Pull out every line below holding the word "this".

++++

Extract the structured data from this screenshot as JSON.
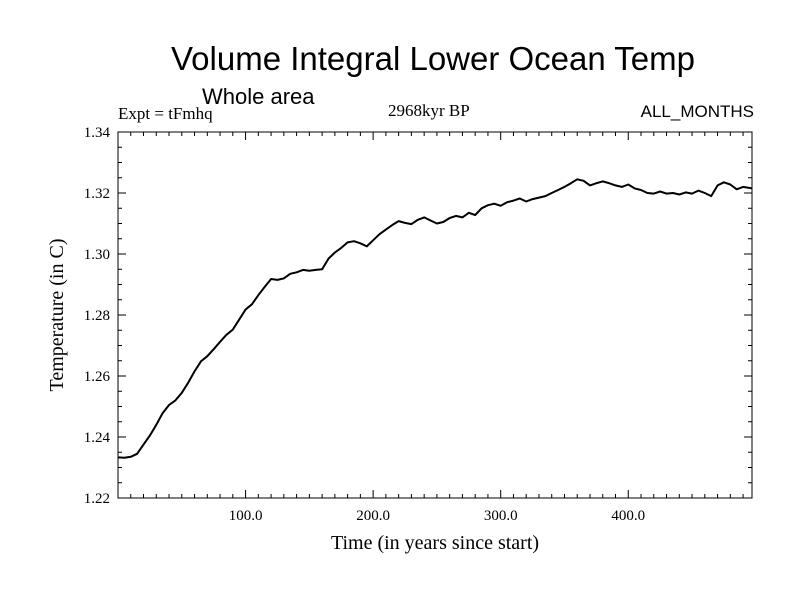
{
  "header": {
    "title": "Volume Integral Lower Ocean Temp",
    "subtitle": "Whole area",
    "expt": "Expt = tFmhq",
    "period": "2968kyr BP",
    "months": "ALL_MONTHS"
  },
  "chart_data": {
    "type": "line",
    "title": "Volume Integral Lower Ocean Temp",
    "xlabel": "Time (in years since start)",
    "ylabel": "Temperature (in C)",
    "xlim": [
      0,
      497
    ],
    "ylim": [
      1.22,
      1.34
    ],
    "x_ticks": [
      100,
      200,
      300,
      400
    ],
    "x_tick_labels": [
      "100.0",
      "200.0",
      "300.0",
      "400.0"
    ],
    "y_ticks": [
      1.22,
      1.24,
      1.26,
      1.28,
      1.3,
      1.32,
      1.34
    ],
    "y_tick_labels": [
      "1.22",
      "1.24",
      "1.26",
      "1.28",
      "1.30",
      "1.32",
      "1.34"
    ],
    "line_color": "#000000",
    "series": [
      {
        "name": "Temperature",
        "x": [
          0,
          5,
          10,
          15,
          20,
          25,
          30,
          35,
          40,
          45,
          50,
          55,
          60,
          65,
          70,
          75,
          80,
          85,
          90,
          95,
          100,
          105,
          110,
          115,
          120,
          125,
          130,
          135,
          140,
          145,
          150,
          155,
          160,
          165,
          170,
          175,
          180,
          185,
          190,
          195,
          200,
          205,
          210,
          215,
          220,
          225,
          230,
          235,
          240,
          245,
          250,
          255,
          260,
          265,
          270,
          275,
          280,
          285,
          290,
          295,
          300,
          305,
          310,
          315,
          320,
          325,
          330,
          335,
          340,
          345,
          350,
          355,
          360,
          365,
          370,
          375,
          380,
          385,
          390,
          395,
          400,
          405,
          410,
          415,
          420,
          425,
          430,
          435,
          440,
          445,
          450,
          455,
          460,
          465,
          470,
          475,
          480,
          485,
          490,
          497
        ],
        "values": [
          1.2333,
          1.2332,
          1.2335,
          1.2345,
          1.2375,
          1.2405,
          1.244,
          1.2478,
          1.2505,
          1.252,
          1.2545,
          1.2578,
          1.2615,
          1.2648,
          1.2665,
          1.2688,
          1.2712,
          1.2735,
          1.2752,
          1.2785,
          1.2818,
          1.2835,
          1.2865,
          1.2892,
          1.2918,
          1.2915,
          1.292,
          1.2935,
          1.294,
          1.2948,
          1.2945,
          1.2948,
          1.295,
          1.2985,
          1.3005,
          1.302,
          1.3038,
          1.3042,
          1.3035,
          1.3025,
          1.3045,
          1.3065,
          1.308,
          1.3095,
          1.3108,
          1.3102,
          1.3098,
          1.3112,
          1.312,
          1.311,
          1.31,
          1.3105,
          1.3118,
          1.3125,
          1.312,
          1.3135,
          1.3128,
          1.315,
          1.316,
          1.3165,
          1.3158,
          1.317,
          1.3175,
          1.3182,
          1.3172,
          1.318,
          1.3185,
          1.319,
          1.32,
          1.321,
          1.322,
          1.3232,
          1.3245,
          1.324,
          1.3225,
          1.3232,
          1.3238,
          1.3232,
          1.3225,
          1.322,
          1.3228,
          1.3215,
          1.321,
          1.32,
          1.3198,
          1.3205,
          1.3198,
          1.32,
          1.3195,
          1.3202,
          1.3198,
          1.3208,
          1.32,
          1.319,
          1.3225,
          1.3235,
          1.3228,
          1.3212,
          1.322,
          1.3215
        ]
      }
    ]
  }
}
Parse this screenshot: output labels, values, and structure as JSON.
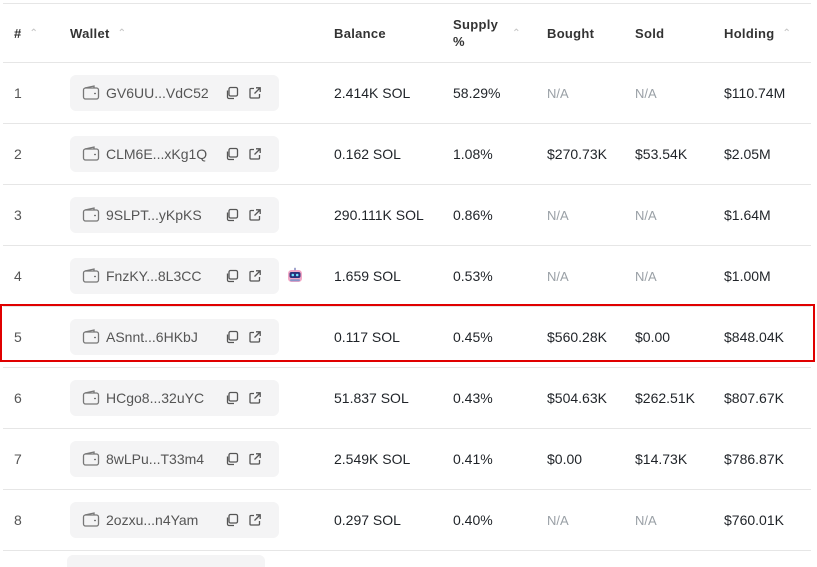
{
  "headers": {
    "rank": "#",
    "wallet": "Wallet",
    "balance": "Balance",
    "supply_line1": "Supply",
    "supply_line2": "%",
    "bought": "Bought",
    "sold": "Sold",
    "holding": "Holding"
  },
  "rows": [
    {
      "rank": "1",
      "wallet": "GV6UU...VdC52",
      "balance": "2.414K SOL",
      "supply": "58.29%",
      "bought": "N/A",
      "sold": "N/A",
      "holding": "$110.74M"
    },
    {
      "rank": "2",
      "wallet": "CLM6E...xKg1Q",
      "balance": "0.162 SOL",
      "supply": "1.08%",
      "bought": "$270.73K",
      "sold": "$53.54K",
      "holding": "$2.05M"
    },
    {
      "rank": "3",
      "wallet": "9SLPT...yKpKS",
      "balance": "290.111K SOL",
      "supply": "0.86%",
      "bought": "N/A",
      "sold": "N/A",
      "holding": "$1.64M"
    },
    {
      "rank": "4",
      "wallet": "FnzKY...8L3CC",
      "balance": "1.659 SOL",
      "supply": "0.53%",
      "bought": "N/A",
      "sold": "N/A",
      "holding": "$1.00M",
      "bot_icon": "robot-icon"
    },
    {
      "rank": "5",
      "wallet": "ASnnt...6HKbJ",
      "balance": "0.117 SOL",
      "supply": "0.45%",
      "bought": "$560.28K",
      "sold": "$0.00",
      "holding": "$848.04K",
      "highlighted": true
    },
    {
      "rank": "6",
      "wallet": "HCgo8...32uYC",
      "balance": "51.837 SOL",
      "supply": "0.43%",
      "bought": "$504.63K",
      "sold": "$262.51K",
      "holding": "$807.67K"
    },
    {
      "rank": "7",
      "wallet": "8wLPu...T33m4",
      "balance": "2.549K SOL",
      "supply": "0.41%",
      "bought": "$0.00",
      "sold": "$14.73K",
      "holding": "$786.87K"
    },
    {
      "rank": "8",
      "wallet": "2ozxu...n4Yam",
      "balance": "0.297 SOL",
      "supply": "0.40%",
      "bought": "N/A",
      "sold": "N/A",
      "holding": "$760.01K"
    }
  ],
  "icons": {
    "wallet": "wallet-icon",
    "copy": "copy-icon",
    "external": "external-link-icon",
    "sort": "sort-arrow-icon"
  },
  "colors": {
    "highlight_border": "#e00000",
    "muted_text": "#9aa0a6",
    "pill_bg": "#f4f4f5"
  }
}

++++

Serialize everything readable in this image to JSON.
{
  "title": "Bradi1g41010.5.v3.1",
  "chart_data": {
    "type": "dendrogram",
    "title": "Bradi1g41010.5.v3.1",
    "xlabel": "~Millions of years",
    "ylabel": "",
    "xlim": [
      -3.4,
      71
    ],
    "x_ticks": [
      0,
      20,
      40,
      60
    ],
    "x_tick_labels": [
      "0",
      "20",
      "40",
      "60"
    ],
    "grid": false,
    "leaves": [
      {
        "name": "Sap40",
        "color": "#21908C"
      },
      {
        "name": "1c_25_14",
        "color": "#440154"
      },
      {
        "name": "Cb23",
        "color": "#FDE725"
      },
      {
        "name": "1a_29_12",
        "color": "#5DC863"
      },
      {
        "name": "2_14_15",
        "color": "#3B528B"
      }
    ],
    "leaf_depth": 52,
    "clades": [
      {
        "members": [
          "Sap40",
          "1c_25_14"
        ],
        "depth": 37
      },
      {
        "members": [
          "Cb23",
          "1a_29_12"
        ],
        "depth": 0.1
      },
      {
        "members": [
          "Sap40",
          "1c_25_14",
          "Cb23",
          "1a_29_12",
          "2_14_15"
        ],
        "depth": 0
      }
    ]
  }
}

++++

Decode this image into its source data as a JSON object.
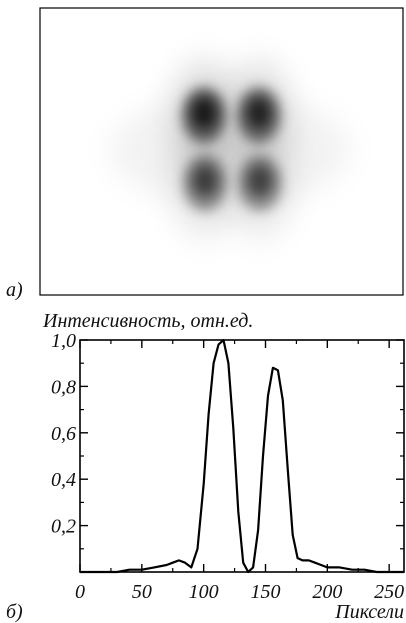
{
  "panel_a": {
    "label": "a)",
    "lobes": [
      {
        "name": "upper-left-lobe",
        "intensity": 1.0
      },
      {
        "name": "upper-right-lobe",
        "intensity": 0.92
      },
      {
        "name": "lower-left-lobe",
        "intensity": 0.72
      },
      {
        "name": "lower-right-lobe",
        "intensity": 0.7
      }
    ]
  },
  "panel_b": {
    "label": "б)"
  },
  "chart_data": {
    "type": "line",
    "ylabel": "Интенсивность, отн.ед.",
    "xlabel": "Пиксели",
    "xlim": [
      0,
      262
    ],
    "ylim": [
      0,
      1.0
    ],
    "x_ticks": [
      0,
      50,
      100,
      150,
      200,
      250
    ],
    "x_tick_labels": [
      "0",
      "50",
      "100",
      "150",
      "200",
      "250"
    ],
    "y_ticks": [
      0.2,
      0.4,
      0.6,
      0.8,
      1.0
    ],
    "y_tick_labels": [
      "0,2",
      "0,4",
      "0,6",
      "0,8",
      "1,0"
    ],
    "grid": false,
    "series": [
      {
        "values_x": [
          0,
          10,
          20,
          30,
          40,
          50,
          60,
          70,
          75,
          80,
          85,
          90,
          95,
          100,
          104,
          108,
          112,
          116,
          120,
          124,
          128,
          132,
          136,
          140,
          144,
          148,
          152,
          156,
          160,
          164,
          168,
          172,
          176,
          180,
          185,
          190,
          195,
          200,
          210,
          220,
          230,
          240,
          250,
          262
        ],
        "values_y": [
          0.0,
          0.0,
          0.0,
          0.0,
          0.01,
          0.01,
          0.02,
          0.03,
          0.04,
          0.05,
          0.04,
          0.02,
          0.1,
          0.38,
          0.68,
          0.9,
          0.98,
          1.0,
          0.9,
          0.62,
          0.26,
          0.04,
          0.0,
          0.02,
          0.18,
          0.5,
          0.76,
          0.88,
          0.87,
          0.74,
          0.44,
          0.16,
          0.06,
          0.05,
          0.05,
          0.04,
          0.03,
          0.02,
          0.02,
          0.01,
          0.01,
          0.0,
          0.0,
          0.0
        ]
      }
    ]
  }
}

++++

> [Output below]
Extract the structured data from this screenshot as JSON.
Parse this screenshot: output labels, values, and structure as JSON.
Serialize everything readable in this image to JSON.
Decode this image into its source data as a JSON object.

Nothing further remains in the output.